━━ MATERIAL SUPPLIED ━━

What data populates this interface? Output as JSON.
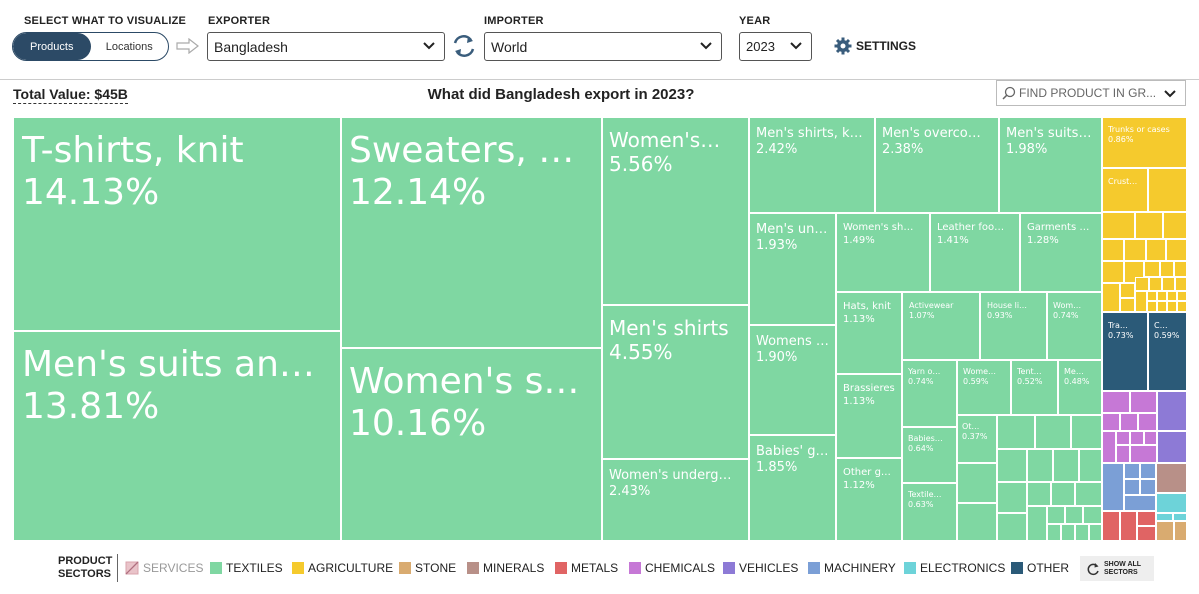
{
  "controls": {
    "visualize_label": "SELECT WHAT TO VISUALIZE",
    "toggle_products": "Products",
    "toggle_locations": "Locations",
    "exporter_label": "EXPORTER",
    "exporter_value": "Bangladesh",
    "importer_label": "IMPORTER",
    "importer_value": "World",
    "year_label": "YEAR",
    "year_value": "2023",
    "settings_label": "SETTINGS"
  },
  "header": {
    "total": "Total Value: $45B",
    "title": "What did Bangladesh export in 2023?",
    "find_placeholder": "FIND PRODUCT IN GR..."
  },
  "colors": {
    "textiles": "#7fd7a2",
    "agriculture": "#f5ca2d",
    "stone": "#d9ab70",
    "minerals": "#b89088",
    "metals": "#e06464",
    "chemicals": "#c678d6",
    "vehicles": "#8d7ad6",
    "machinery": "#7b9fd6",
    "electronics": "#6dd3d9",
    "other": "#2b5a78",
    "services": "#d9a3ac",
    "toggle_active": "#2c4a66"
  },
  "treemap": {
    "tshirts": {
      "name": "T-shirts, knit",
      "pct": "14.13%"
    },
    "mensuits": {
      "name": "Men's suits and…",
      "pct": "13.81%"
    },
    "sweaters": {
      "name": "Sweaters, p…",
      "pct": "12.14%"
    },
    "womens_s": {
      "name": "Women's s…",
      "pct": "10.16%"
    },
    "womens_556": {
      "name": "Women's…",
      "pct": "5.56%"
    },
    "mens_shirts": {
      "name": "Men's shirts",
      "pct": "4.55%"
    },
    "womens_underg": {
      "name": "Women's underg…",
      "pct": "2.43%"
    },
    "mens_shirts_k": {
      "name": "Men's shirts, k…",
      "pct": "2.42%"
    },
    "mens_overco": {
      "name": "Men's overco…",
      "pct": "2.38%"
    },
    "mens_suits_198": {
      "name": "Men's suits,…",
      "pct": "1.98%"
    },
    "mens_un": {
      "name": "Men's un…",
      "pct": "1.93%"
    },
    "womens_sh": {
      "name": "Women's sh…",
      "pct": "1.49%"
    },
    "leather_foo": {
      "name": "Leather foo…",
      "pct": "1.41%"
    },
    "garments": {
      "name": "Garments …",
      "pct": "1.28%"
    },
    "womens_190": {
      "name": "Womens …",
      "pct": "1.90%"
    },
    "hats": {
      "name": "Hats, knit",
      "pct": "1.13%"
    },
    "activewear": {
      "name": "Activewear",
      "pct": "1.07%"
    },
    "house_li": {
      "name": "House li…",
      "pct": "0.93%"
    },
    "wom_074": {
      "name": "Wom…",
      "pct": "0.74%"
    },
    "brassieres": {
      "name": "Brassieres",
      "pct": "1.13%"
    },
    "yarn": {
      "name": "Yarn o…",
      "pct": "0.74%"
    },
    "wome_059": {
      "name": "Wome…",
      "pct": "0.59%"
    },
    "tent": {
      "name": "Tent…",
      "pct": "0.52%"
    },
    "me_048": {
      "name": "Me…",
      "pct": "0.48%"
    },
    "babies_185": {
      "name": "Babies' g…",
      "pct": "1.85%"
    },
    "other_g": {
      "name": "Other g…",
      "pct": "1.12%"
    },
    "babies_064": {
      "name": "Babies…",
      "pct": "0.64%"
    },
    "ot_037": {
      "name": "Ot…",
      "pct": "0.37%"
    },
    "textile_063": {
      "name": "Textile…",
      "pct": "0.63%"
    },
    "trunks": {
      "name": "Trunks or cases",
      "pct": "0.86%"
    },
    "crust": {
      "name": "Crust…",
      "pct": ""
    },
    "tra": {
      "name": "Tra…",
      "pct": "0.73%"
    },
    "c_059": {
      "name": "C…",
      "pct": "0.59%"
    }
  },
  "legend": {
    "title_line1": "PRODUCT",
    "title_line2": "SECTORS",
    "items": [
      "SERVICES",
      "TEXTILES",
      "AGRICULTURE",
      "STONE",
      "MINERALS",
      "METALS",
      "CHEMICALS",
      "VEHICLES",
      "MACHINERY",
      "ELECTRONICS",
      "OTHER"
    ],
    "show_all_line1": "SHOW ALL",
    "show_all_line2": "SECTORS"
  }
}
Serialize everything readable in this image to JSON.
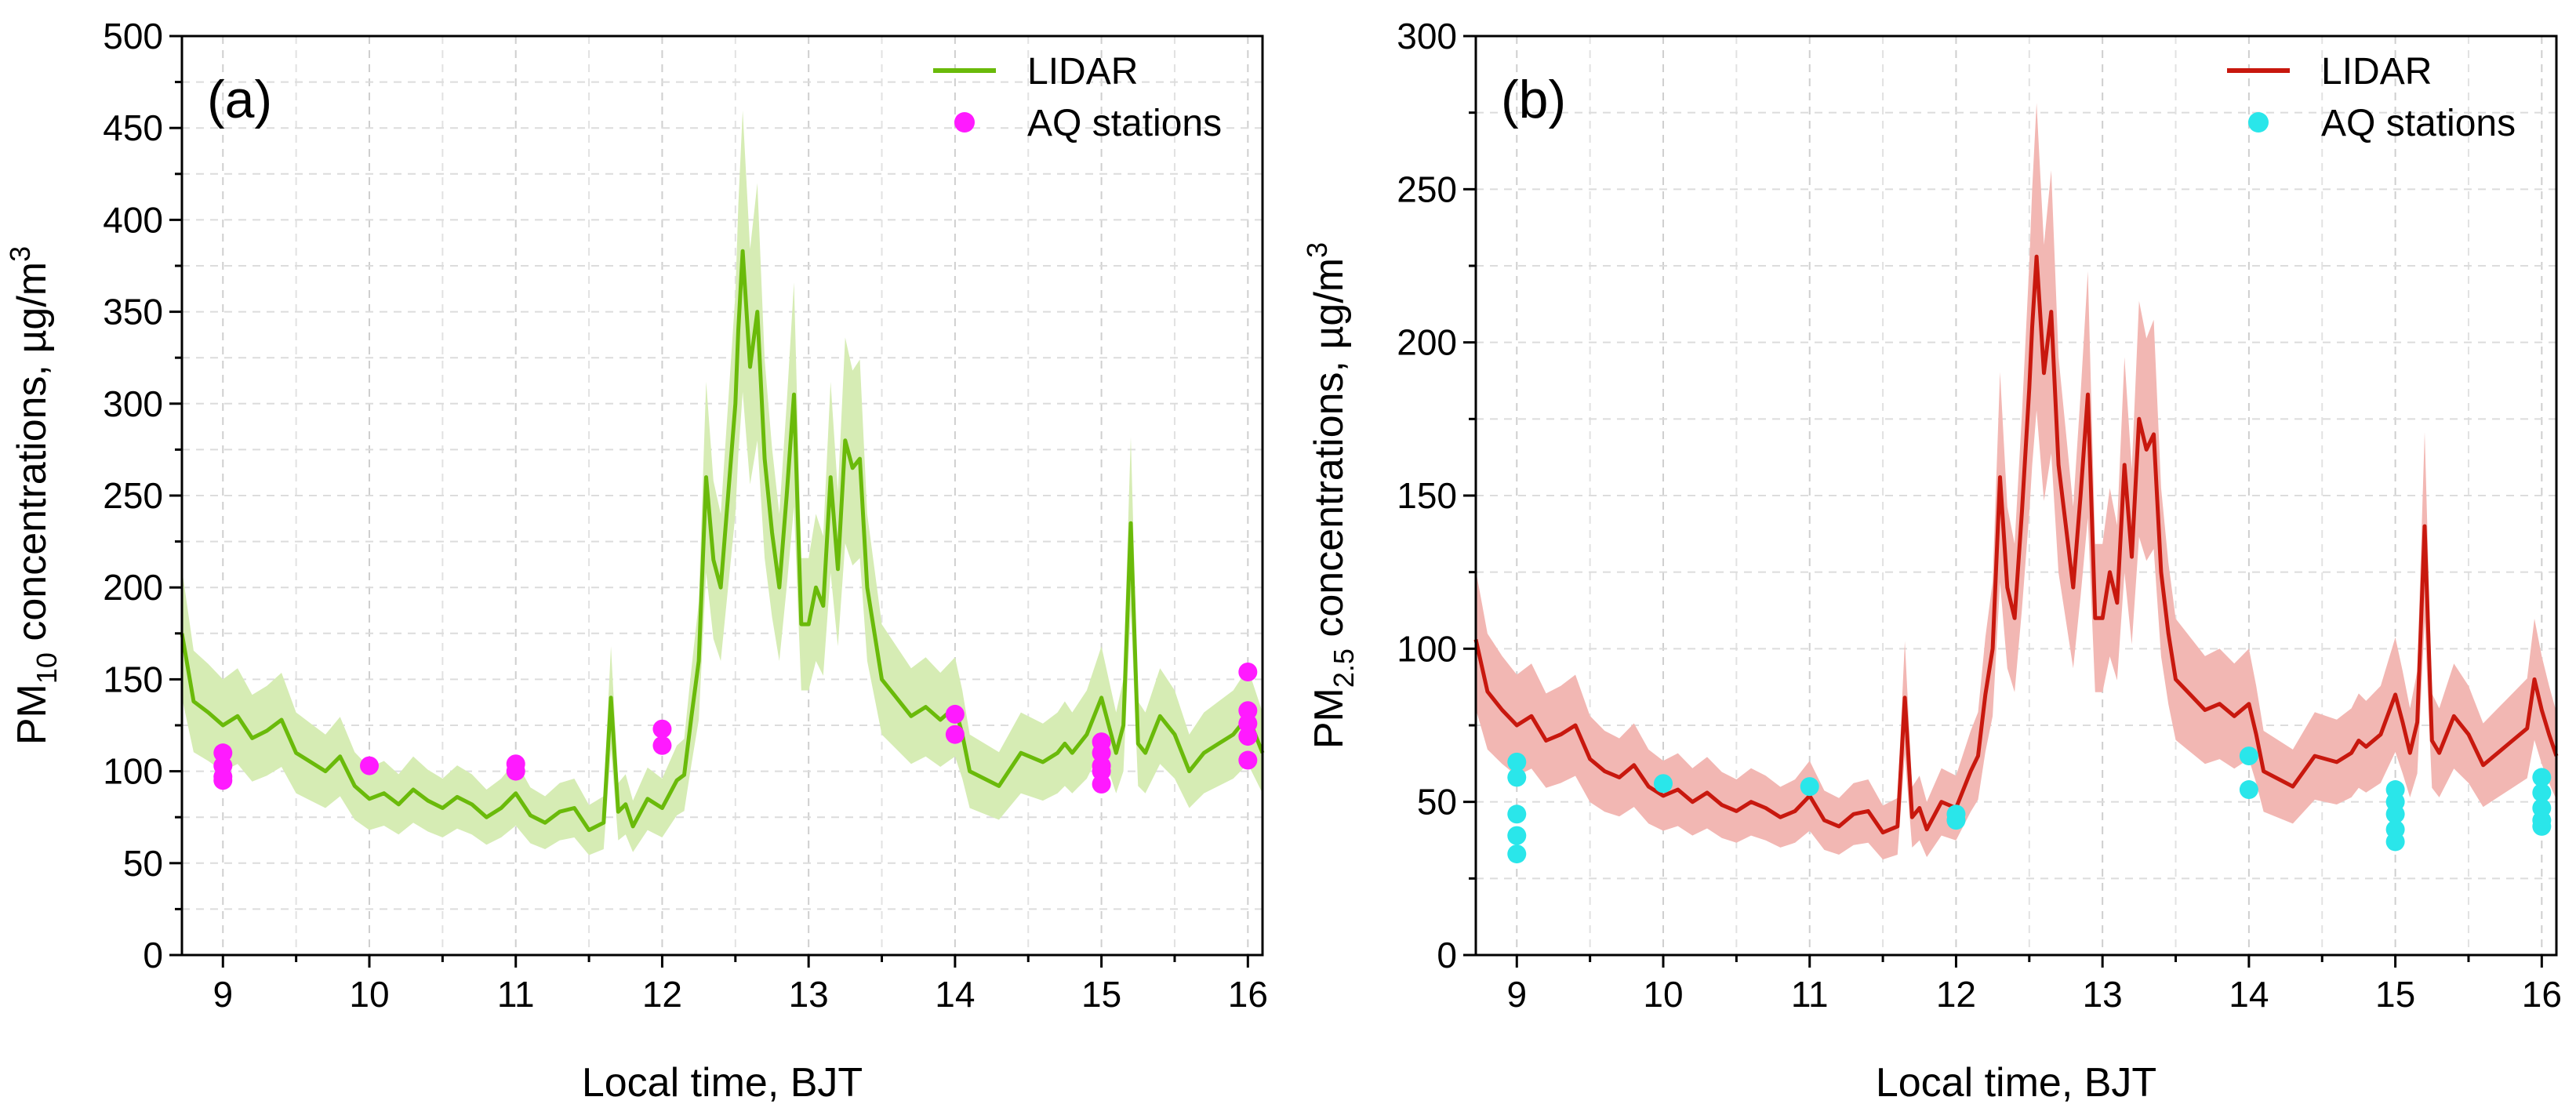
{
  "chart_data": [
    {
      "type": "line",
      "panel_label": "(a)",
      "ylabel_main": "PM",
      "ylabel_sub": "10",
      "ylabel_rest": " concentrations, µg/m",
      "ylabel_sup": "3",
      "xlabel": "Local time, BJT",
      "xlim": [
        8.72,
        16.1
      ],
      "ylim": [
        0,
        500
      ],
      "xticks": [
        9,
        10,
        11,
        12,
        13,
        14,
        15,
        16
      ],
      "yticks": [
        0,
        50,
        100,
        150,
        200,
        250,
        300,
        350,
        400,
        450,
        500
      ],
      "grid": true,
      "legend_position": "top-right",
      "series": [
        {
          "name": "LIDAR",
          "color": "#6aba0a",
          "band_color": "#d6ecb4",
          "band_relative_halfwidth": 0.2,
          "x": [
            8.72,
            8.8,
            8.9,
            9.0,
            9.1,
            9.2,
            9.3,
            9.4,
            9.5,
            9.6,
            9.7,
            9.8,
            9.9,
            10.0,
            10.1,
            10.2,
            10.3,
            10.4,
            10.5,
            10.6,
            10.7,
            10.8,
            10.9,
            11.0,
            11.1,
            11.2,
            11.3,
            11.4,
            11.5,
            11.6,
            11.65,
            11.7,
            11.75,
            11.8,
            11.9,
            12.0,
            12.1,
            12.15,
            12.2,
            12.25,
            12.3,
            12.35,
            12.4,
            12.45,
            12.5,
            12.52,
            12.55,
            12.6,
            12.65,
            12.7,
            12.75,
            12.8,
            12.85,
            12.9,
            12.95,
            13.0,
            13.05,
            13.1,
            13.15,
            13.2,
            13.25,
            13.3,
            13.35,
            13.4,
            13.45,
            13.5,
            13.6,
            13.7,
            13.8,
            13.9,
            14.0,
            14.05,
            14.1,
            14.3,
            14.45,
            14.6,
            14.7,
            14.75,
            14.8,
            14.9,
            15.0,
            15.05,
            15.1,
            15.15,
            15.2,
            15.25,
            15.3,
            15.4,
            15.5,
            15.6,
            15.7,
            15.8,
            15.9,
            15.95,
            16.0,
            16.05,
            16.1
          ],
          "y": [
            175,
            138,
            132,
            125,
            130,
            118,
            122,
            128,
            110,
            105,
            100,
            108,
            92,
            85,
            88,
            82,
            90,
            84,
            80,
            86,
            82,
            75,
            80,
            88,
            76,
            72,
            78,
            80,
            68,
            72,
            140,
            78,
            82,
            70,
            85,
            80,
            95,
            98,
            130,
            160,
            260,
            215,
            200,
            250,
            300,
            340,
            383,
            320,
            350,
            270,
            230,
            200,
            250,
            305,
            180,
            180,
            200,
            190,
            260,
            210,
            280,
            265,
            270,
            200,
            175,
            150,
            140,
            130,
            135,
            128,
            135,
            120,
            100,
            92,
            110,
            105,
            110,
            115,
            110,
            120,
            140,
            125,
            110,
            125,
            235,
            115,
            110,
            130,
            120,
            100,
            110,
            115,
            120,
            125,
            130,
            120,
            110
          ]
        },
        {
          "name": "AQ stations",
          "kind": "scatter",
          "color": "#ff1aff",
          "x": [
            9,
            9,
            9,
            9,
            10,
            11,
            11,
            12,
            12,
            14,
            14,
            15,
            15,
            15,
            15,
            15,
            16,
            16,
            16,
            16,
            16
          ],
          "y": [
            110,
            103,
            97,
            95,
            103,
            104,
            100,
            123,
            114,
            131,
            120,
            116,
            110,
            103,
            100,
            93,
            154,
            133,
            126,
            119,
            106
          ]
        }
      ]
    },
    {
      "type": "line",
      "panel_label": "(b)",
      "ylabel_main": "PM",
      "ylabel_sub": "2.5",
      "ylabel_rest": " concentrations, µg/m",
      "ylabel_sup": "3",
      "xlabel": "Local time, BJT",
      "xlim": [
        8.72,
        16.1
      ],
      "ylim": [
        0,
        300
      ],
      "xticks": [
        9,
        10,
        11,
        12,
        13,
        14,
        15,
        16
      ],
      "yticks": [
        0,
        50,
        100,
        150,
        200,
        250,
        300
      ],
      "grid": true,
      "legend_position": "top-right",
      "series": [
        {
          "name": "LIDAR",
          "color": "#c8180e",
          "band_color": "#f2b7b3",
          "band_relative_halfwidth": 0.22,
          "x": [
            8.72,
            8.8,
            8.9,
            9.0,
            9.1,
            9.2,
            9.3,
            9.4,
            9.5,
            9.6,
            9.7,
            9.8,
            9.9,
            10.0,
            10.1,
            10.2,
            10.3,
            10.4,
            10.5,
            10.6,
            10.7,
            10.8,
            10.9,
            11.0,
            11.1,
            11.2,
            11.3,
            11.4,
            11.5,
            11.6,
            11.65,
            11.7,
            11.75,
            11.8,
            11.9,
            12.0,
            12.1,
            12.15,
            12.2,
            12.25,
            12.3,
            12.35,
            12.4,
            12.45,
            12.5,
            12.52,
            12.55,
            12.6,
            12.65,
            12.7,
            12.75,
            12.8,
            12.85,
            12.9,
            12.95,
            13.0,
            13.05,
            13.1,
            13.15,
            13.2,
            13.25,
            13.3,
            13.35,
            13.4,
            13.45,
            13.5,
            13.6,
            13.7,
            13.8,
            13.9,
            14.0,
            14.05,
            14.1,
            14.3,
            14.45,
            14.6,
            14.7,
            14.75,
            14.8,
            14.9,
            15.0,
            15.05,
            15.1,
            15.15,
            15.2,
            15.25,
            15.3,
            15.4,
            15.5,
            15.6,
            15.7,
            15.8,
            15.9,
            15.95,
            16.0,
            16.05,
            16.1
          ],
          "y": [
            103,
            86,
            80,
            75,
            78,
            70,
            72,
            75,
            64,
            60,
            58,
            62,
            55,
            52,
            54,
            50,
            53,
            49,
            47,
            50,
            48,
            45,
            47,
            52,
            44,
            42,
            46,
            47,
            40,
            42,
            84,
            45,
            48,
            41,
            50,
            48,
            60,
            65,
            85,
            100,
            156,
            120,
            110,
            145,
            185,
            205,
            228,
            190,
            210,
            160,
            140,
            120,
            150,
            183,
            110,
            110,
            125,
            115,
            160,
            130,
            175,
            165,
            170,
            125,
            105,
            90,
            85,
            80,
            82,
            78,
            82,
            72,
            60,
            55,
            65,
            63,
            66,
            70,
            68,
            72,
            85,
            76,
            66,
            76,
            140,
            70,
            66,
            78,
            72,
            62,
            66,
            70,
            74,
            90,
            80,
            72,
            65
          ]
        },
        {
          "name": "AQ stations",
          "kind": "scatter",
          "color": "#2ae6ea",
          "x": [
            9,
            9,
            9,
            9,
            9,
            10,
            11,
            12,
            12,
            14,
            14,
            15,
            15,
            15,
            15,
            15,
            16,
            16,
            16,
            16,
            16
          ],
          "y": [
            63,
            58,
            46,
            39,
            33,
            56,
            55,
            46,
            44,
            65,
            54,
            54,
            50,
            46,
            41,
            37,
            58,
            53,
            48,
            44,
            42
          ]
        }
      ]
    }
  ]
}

━━━

- _EXERCISE REQUIREMENTS_: Pick out every line above that contains the word "Bangladesh" and copy it.

- _RESULT FOR THIS EXERCISE_:
    "exporter_value": "Bangladesh",
    "title": "What did Bangladesh export in 2023?",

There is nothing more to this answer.